Show every line below where "name" can be found.
◆ ◆ ◆ ◆
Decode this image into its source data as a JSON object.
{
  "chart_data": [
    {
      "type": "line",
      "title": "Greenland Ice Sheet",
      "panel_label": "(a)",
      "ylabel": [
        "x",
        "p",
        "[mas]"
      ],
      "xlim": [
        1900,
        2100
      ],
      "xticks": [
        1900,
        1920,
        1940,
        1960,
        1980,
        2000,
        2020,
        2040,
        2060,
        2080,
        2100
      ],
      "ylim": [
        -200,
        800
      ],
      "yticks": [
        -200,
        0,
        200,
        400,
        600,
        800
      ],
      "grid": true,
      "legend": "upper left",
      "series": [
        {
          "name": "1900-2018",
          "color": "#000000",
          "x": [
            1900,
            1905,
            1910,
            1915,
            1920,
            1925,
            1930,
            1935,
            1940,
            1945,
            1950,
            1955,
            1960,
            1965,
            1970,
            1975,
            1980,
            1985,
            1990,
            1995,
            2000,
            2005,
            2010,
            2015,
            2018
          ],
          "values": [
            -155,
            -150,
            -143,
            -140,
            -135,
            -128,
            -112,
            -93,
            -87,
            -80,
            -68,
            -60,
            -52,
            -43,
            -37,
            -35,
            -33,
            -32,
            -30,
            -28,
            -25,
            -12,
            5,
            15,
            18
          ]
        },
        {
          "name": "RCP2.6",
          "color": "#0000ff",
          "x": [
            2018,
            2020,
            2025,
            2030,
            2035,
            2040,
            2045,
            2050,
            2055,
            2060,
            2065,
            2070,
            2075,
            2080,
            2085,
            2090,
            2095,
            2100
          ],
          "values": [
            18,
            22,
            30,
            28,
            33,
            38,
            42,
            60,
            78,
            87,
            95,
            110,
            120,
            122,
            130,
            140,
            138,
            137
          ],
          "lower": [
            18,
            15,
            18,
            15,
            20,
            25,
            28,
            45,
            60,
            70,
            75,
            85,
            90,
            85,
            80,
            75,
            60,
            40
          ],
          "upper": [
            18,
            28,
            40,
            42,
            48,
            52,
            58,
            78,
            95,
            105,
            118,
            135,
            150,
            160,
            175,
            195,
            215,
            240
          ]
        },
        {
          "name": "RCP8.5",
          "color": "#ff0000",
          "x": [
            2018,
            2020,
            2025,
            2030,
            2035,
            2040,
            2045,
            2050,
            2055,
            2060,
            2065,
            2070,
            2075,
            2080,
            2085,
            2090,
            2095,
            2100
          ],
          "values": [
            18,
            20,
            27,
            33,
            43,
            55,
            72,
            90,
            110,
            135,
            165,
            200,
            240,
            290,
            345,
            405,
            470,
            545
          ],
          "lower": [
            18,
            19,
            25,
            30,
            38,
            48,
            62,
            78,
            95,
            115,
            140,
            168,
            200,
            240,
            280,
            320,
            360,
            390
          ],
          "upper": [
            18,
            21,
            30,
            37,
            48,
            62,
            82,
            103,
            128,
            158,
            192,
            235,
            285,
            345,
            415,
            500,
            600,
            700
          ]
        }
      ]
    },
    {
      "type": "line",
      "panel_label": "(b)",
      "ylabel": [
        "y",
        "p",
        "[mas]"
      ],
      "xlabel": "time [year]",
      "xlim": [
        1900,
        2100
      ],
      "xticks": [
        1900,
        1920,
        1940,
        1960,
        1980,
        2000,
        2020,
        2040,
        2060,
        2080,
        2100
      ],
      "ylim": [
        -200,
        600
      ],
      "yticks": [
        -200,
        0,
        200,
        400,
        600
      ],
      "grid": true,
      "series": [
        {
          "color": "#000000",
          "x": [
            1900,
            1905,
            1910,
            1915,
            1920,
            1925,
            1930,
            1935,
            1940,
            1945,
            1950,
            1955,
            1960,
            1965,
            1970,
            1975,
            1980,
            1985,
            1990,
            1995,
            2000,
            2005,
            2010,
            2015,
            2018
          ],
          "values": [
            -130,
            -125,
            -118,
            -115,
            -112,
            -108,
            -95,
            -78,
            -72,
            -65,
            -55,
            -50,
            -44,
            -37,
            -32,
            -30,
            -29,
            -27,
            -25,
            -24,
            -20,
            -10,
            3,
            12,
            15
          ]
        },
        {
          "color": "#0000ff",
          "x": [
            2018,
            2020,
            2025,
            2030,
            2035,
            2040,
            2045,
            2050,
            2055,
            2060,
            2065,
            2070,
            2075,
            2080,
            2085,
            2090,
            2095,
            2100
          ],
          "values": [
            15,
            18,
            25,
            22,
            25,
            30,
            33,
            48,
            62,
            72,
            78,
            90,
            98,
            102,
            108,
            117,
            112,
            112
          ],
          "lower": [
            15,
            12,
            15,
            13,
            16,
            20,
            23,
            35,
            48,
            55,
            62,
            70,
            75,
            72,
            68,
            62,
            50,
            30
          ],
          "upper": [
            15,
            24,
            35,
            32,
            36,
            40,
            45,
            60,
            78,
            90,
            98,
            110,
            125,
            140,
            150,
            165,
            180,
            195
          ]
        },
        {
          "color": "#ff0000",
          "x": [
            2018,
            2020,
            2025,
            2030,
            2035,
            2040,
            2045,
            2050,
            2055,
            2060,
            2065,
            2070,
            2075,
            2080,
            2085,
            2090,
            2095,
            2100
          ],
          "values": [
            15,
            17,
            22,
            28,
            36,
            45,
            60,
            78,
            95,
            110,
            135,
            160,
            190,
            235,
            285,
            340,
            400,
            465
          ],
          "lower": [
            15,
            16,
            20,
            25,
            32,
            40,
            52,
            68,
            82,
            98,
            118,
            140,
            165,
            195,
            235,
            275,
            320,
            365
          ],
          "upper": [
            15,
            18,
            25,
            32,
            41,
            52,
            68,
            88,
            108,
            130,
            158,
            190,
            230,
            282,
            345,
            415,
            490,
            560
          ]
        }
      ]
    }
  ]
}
◆ ◆ ◆ ◆
Exercise output –
          "name": "1900-2018",
          "name": "RCP2.6",
          "name": "RCP8.5",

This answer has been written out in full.